= The request =
Among the entries below, find the lines with "name" and copy them.

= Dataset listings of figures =
■ ■ ■ ■
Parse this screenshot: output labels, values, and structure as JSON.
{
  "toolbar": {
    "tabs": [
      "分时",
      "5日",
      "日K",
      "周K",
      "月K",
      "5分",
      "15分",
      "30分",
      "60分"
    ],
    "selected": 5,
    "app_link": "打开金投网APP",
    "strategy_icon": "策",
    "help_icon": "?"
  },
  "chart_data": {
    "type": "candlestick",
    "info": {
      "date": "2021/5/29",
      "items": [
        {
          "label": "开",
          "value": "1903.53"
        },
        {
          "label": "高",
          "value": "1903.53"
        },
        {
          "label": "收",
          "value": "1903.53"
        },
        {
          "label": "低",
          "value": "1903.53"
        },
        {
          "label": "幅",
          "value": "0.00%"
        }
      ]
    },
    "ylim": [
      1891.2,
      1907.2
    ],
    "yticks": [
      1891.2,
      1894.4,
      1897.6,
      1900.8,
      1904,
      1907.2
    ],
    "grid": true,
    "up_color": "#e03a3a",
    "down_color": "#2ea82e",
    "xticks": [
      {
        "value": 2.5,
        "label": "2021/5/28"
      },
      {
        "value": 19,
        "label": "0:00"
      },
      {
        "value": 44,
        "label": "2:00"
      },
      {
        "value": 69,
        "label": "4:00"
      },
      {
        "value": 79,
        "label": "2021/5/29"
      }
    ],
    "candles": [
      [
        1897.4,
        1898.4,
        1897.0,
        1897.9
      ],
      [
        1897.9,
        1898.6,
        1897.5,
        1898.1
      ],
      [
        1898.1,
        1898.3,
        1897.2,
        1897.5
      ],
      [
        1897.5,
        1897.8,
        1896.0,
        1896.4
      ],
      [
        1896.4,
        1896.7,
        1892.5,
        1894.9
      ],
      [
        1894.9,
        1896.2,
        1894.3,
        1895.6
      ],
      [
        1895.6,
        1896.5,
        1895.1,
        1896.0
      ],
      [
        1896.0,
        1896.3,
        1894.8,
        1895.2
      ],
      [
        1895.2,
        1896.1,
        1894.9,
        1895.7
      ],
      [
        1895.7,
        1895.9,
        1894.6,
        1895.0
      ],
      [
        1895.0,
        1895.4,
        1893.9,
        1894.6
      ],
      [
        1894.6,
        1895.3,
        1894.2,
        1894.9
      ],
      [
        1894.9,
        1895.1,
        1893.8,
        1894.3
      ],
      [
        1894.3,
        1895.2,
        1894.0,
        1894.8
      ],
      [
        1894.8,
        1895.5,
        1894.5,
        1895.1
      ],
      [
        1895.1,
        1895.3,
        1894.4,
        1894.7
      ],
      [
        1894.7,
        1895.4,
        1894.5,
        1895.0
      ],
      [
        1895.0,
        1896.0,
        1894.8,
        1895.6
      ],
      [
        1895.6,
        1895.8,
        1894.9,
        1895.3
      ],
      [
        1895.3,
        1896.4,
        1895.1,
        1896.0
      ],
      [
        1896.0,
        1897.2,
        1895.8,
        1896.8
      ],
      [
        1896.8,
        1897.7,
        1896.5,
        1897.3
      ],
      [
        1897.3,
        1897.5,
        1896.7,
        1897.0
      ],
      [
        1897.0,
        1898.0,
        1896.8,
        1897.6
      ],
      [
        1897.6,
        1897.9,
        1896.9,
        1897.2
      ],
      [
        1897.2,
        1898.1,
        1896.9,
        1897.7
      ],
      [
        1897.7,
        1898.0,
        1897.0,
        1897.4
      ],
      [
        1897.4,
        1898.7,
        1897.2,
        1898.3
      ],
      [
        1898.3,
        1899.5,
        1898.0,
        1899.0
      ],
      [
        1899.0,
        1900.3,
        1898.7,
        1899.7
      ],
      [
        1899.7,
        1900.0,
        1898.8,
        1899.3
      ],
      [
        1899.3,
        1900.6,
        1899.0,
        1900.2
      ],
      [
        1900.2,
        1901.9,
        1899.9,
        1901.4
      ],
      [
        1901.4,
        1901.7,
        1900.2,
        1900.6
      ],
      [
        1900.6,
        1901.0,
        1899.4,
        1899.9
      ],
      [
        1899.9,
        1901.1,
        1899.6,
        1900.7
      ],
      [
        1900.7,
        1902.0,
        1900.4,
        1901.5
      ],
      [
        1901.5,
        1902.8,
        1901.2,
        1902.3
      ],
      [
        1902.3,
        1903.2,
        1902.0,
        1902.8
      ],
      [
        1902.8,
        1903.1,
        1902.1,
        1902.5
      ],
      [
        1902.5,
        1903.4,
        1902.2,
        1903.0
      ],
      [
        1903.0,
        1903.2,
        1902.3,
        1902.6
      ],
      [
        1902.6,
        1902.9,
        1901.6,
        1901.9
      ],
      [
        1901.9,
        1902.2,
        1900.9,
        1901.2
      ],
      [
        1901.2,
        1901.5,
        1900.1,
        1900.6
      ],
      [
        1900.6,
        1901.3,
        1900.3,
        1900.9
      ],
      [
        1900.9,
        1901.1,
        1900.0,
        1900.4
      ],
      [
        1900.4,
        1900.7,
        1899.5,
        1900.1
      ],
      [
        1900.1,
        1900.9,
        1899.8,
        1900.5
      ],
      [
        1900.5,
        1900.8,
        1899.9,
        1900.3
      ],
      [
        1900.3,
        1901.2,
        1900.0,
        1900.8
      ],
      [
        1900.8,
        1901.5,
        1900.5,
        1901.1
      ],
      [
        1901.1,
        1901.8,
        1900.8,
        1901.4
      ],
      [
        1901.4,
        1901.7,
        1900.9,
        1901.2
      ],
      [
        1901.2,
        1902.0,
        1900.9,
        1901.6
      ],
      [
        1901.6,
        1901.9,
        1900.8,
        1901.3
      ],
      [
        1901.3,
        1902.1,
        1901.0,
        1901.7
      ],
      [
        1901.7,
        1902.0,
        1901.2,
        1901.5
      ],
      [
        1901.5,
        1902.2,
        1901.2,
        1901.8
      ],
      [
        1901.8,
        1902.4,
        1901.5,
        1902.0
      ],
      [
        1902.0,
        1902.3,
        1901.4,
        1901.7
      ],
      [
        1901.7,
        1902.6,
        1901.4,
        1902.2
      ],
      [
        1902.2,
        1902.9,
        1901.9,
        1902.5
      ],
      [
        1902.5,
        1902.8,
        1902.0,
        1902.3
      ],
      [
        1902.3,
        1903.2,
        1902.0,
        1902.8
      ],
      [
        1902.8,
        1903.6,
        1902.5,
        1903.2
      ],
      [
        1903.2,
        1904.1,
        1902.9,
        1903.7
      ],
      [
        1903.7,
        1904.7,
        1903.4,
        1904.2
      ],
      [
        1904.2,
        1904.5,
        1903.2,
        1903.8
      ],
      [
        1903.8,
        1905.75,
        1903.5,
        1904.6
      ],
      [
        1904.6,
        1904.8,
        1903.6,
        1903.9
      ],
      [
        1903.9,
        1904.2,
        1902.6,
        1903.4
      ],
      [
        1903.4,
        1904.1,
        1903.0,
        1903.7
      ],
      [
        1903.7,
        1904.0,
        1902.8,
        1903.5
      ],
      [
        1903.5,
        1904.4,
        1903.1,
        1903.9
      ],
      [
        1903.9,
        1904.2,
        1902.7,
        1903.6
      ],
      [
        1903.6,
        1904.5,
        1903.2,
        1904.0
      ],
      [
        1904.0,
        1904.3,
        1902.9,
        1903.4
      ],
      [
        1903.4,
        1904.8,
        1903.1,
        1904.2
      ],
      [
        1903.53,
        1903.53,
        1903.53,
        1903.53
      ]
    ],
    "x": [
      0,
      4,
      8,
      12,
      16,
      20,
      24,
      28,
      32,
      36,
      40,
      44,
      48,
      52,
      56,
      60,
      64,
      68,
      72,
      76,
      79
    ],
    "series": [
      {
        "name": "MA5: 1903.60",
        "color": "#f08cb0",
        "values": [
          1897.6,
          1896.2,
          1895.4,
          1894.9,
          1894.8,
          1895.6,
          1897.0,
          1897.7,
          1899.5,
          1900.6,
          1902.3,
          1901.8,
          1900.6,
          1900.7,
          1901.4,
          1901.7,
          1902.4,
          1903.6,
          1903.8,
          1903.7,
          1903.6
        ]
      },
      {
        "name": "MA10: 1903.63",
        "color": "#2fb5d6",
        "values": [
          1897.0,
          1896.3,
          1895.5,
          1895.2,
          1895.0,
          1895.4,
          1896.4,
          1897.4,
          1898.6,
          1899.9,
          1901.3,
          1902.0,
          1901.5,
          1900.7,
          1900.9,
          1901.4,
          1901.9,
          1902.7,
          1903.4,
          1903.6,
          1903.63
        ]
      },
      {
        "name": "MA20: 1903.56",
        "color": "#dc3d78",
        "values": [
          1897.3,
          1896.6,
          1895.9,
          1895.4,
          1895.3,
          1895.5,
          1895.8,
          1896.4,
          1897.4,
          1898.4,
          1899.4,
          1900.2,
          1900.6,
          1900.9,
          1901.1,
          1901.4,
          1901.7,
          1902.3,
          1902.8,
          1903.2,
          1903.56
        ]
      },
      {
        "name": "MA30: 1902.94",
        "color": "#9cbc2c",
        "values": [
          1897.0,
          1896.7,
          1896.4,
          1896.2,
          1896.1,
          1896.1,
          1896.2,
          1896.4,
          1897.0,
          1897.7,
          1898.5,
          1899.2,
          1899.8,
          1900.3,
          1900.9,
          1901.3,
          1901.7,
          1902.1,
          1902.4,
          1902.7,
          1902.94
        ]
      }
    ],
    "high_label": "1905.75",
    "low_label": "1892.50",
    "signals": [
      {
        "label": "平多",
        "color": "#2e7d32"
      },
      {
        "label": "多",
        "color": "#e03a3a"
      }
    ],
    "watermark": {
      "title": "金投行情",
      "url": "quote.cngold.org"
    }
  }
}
■ ■ ■ ■
= Task result =
        "name": "MA5: 1903.60",
        "name": "MA10: 1903.63",
        "name": "MA20: 1903.56",
        "name": "MA30: 1902.94",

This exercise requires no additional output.